Start of RECORDED INFORMATION

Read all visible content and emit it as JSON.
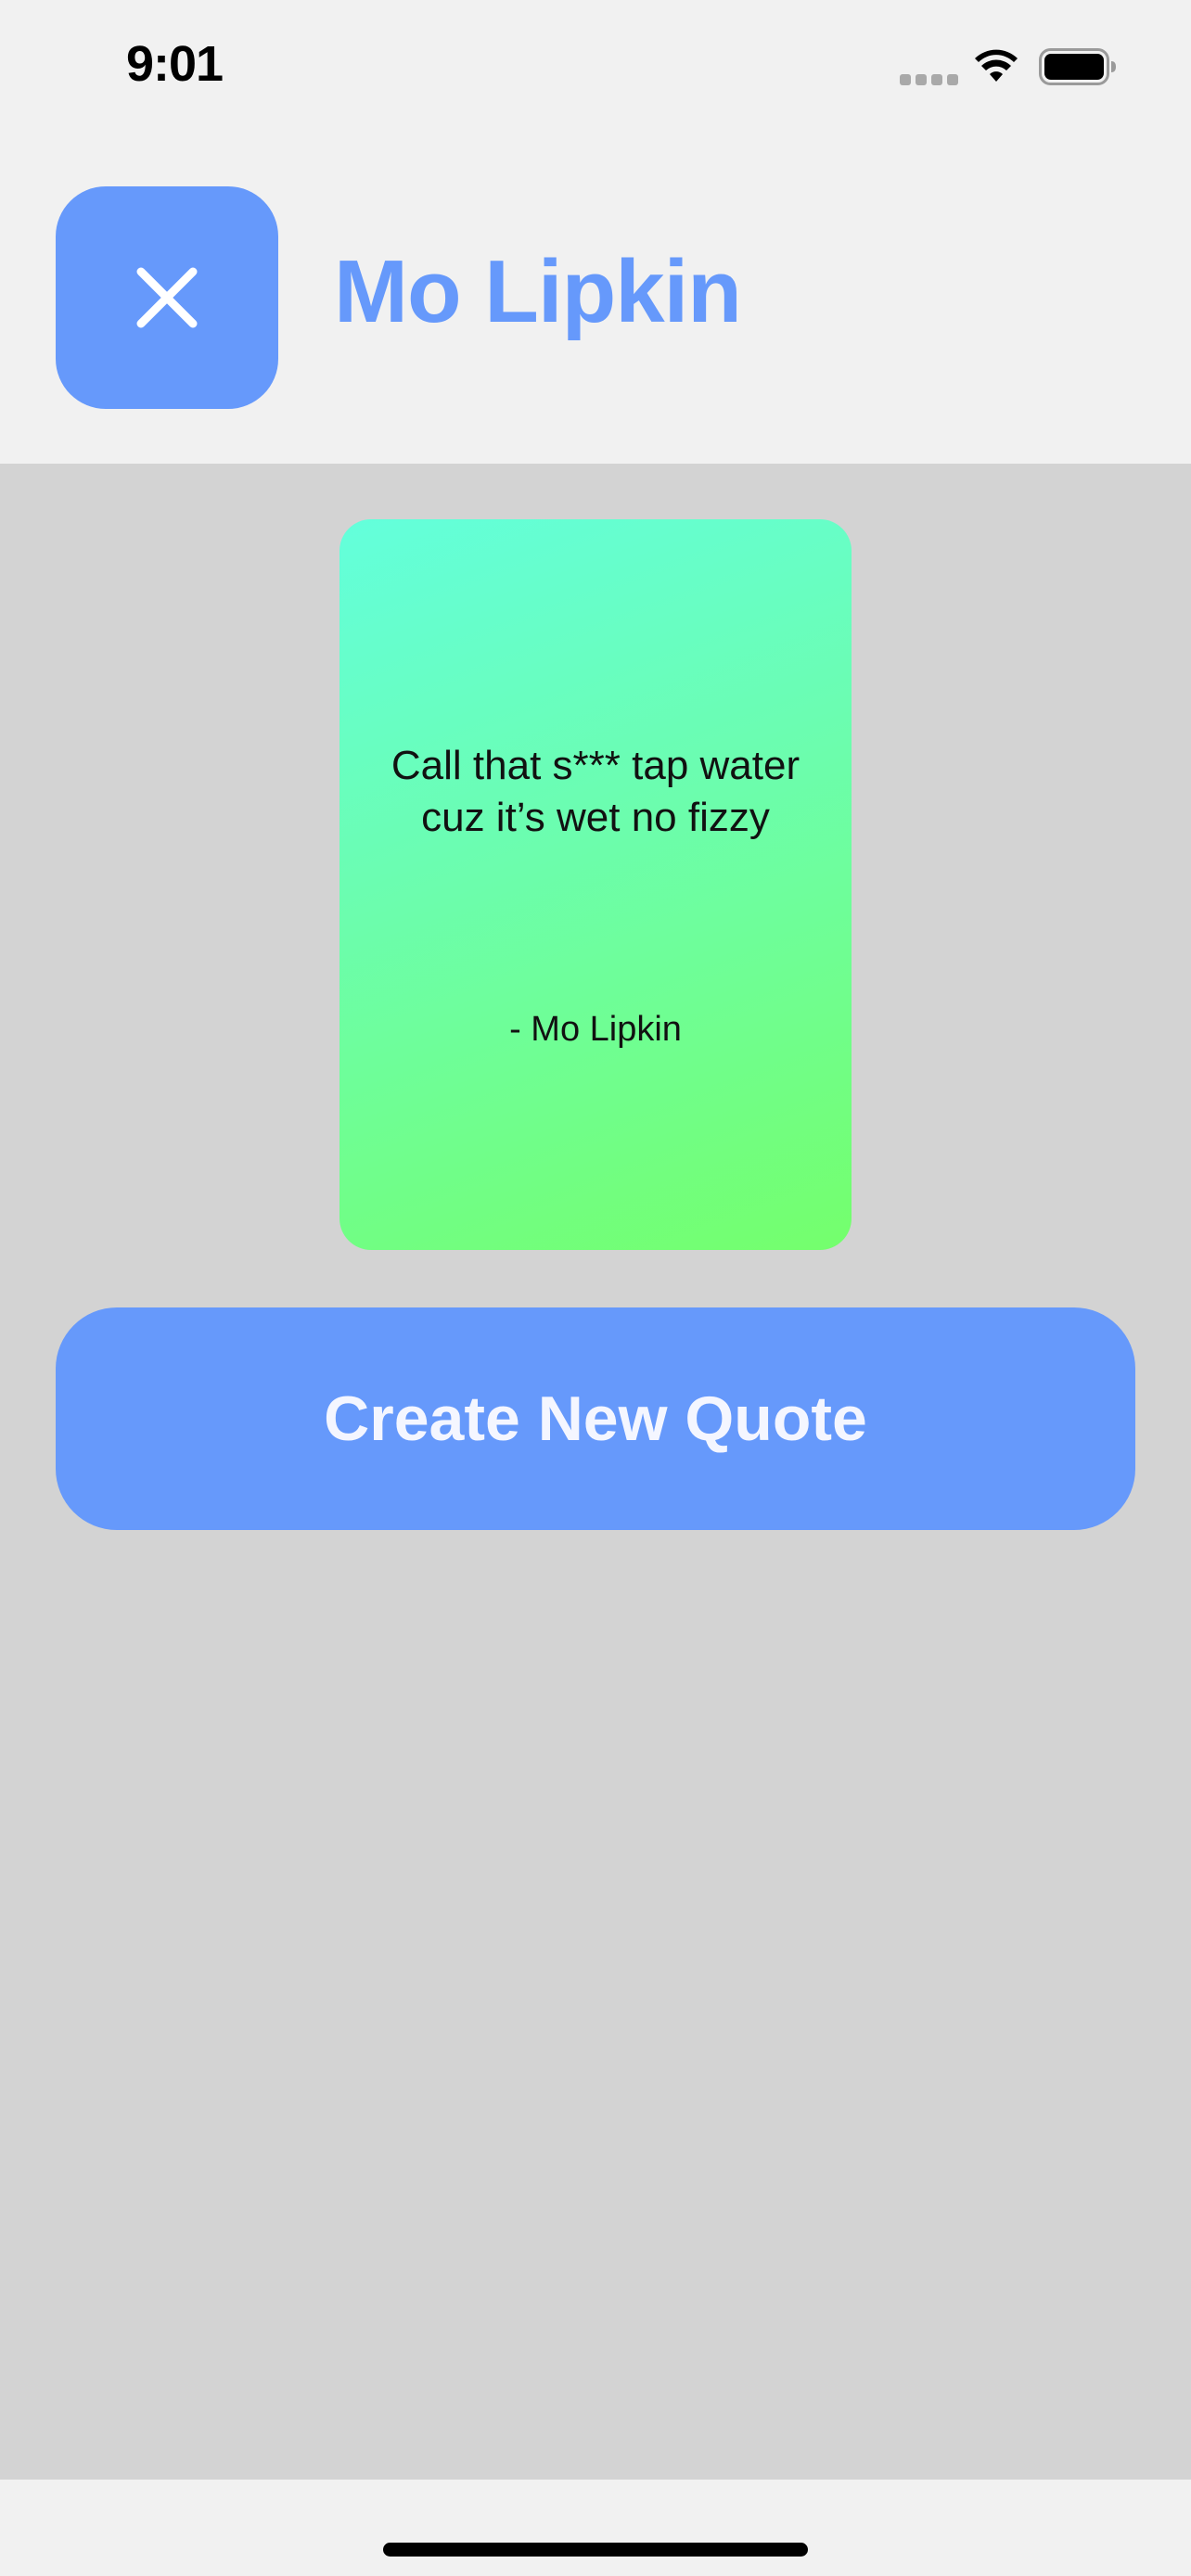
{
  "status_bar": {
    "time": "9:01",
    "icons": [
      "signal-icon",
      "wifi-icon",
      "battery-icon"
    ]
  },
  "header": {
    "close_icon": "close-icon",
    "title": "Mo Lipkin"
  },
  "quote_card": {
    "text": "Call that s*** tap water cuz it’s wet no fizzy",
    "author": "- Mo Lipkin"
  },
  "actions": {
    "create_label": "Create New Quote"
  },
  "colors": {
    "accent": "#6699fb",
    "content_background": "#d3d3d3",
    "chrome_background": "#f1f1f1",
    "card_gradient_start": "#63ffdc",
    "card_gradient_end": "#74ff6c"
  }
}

End of RECORDED INFORMATION

◆ WRITTEN REQUEST
Return all the entries word for word, but omit any pictures they contain.

◆ WRITTEN ANSWER
Read all visible content and emit it as JSON.
{
  "status_bar": {
    "time": "9:01",
    "icons": [
      "signal-icon",
      "wifi-icon",
      "battery-icon"
    ]
  },
  "header": {
    "close_icon": "close-icon",
    "title": "Mo Lipkin"
  },
  "quote_card": {
    "text": "Call that s*** tap water cuz it’s wet no fizzy",
    "author": "- Mo Lipkin"
  },
  "actions": {
    "create_label": "Create New Quote"
  },
  "colors": {
    "accent": "#6699fb",
    "content_background": "#d3d3d3",
    "chrome_background": "#f1f1f1",
    "card_gradient_start": "#63ffdc",
    "card_gradient_end": "#74ff6c"
  }
}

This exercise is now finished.